=== Exercise directions ===
Every entry must be copied word for word.

-- start Material for the task --

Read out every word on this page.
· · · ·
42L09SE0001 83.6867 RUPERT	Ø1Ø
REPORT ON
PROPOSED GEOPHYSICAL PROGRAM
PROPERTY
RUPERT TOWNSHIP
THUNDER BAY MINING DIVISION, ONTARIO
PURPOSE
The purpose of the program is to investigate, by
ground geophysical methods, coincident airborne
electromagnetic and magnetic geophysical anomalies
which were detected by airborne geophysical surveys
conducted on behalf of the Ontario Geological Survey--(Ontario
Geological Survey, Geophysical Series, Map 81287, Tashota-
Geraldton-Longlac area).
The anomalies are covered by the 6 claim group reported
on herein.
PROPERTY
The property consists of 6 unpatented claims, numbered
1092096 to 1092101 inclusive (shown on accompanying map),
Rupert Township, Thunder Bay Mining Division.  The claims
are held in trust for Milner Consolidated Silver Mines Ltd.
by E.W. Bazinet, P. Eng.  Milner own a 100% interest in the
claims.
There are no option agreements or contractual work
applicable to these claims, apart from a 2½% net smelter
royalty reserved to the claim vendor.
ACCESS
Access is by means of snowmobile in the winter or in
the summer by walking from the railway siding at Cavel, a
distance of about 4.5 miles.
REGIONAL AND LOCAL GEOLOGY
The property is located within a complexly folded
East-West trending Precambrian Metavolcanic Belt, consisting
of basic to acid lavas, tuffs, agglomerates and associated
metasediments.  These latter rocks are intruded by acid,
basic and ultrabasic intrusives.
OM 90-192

-- end Material for the task --

=== Answer to this problem ===
Read out every word on this page.
· · · ·
42L09SE0001 83.6867 RUPERT	Ø1Ø
REPORT ON
PROPOSED GEOPHYSICAL PROGRAM
PROPERTY
RUPERT TOWNSHIP
THUNDER BAY MINING DIVISION, ONTARIO
PURPOSE
The purpose of the program is to investigate, by
ground geophysical methods, coincident airborne
electromagnetic and magnetic geophysical anomalies
which were detected by airborne geophysical surveys
conducted on behalf of the Ontario Geological Survey--(Ontario
Geological Survey, Geophysical Series, Map 81287, Tashota-
Geraldton-Longlac area).
The anomalies are covered by the 6 claim group reported
on herein.
PROPERTY
The property consists of 6 unpatented claims, numbered
1092096 to 1092101 inclusive (shown on accompanying map),
Rupert Township, Thunder Bay Mining Division.  The claims
are held in trust for Milner Consolidated Silver Mines Ltd.
by E.W. Bazinet, P. Eng.  Milner own a 100% interest in the
claims.
There are no option agreements or contractual work
applicable to these claims, apart from a 2½% net smelter
royalty reserved to the claim vendor.
ACCESS
Access is by means of snowmobile in the winter or in
the summer by walking from the railway siding at Cavel, a
distance of about 4.5 miles.
REGIONAL AND LOCAL GEOLOGY
The property is located within a complexly folded
East-West trending Precambrian Metavolcanic Belt, consisting
of basic to acid lavas, tuffs, agglomerates and associated
metasediments.  These latter rocks are intruded by acid,
basic and ultrabasic intrusives.
OM 90-192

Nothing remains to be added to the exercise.